What you should do = Wherever "icons" appears in a line, list that line.

Data supplied =
--- Start ---

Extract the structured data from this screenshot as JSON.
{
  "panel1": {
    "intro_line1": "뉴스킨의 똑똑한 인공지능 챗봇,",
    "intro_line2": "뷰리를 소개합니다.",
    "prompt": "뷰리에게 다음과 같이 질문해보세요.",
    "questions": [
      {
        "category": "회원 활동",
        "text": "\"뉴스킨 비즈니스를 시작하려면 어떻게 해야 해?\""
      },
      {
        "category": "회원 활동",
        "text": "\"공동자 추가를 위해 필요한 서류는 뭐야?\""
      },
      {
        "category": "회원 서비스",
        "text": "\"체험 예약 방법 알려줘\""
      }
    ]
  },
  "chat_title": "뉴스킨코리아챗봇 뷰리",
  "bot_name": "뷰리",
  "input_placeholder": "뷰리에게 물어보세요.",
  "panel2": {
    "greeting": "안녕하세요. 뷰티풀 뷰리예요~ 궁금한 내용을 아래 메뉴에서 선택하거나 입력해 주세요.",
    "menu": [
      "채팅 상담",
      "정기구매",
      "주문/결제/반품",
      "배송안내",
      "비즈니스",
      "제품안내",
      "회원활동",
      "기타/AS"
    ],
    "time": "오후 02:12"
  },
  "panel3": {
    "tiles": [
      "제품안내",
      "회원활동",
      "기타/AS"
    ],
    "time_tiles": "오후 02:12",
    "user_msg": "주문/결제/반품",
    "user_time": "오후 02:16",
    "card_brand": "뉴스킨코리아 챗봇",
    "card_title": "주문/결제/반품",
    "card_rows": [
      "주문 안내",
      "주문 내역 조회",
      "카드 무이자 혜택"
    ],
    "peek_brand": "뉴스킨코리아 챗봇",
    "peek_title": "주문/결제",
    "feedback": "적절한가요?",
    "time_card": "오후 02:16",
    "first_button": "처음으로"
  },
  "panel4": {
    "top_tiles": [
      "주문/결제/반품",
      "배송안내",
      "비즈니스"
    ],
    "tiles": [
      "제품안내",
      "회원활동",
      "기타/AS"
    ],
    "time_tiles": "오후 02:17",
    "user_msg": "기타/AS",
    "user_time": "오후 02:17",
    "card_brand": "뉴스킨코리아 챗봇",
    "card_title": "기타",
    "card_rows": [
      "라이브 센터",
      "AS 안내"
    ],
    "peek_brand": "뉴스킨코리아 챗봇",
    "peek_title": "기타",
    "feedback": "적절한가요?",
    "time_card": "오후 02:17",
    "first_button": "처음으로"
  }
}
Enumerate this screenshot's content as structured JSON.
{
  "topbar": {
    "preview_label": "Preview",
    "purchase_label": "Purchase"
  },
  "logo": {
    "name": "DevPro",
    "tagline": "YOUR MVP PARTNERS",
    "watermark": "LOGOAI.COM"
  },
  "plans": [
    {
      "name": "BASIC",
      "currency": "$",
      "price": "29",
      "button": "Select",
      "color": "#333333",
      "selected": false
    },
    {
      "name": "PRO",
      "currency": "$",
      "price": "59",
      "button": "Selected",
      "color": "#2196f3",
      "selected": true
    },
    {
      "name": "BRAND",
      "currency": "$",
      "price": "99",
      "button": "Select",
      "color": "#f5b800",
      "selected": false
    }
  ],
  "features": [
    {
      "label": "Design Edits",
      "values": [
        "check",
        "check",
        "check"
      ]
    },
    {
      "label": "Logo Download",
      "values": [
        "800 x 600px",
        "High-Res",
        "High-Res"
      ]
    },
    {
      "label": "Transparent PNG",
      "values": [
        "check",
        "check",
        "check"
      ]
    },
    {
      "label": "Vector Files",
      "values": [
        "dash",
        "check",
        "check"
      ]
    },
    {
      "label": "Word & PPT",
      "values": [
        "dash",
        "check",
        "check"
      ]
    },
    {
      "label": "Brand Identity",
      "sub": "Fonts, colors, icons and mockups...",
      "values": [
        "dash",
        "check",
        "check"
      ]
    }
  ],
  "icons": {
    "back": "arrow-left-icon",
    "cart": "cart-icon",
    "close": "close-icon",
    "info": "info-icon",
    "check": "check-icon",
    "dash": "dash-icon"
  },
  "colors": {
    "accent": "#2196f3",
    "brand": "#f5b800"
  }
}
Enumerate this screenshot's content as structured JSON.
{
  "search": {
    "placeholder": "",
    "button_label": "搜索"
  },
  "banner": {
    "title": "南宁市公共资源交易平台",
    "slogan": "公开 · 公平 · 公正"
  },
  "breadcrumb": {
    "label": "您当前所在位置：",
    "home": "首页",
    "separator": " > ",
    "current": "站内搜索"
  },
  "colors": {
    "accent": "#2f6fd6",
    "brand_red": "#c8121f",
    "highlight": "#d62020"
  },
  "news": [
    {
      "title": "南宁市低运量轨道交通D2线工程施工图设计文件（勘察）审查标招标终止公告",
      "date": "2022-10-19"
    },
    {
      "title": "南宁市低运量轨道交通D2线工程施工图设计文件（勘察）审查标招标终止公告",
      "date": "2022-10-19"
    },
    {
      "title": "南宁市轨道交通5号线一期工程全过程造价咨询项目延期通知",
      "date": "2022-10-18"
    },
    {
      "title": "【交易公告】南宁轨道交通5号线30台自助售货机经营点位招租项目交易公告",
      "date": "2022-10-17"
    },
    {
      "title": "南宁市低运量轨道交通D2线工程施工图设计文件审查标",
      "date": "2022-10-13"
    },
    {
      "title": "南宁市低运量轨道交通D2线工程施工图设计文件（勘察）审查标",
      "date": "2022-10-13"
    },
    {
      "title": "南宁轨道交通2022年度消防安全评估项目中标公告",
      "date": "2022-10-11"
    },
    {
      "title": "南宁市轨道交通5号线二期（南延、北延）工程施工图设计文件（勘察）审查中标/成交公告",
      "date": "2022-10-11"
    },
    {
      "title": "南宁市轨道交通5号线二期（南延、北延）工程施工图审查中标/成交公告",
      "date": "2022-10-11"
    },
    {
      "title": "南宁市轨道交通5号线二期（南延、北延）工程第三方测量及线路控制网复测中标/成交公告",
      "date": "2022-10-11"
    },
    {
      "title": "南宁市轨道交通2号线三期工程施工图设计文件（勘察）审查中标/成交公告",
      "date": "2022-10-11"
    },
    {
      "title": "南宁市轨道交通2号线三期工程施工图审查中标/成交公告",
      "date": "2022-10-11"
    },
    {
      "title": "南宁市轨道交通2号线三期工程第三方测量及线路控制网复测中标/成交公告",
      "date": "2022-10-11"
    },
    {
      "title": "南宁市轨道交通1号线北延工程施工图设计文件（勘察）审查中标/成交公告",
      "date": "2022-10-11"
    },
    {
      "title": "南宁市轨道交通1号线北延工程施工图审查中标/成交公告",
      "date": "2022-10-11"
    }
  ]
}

--- End ---

Problem solution =
      "sub": "Fonts, colors, icons and mockups...",
  "icons": {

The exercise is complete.